Recorded data:
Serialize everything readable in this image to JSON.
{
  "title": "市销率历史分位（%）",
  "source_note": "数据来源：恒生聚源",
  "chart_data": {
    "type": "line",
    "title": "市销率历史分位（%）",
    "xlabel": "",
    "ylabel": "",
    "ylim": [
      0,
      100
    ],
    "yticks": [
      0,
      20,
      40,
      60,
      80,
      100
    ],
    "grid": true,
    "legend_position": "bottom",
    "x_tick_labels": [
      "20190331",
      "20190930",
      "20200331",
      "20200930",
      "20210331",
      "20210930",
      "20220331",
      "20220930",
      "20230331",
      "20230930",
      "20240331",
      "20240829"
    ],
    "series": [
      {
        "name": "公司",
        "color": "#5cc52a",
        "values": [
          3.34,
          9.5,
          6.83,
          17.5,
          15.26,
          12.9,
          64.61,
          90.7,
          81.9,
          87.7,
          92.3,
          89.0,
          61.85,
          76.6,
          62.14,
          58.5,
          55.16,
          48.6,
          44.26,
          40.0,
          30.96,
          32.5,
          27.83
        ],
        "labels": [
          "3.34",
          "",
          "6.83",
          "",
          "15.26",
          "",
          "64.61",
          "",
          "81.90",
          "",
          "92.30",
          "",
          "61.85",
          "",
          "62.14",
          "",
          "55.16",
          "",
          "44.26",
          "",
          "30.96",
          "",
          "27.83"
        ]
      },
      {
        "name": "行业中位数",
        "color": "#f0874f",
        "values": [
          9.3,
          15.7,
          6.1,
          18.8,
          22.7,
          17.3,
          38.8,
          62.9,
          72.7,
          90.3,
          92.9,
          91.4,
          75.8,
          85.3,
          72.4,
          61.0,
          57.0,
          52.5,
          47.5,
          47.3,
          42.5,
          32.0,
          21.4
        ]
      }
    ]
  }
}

> _Short exercise_: Above are some records; extract every one of them exactly.

> _Task solution_:
Serialize everything readable in this image to JSON.
{
  "title": "市销率历史分位（%）",
  "source_note": "数据来源：恒生聚源",
  "chart_data": {
    "type": "line",
    "title": "市销率历史分位（%）",
    "xlabel": "",
    "ylabel": "",
    "ylim": [
      0,
      100
    ],
    "yticks": [
      0,
      20,
      40,
      60,
      80,
      100
    ],
    "grid": true,
    "legend_position": "bottom",
    "x_tick_labels": [
      "20190331",
      "20190930",
      "20200331",
      "20200930",
      "20210331",
      "20210930",
      "20220331",
      "20220930",
      "20230331",
      "20230930",
      "20240331",
      "20240829"
    ],
    "series": [
      {
        "name": "公司",
        "color": "#5cc52a",
        "values": [
          3.34,
          9.5,
          6.83,
          17.5,
          15.26,
          12.9,
          64.61,
          90.7,
          81.9,
          87.7,
          92.3,
          89.0,
          61.85,
          76.6,
          62.14,
          58.5,
          55.16,
          48.6,
          44.26,
          40.0,
          30.96,
          32.5,
          27.83
        ],
        "labels": [
          "3.34",
          "",
          "6.83",
          "",
          "15.26",
          "",
          "64.61",
          "",
          "81.90",
          "",
          "92.30",
          "",
          "61.85",
          "",
          "62.14",
          "",
          "55.16",
          "",
          "44.26",
          "",
          "30.96",
          "",
          "27.83"
        ]
      },
      {
        "name": "行业中位数",
        "color": "#f0874f",
        "values": [
          9.3,
          15.7,
          6.1,
          18.8,
          22.7,
          17.3,
          38.8,
          62.9,
          72.7,
          90.3,
          92.9,
          91.4,
          75.8,
          85.3,
          72.4,
          61.0,
          57.0,
          52.5,
          47.5,
          47.3,
          42.5,
          32.0,
          21.4
        ]
      }
    ]
  }
}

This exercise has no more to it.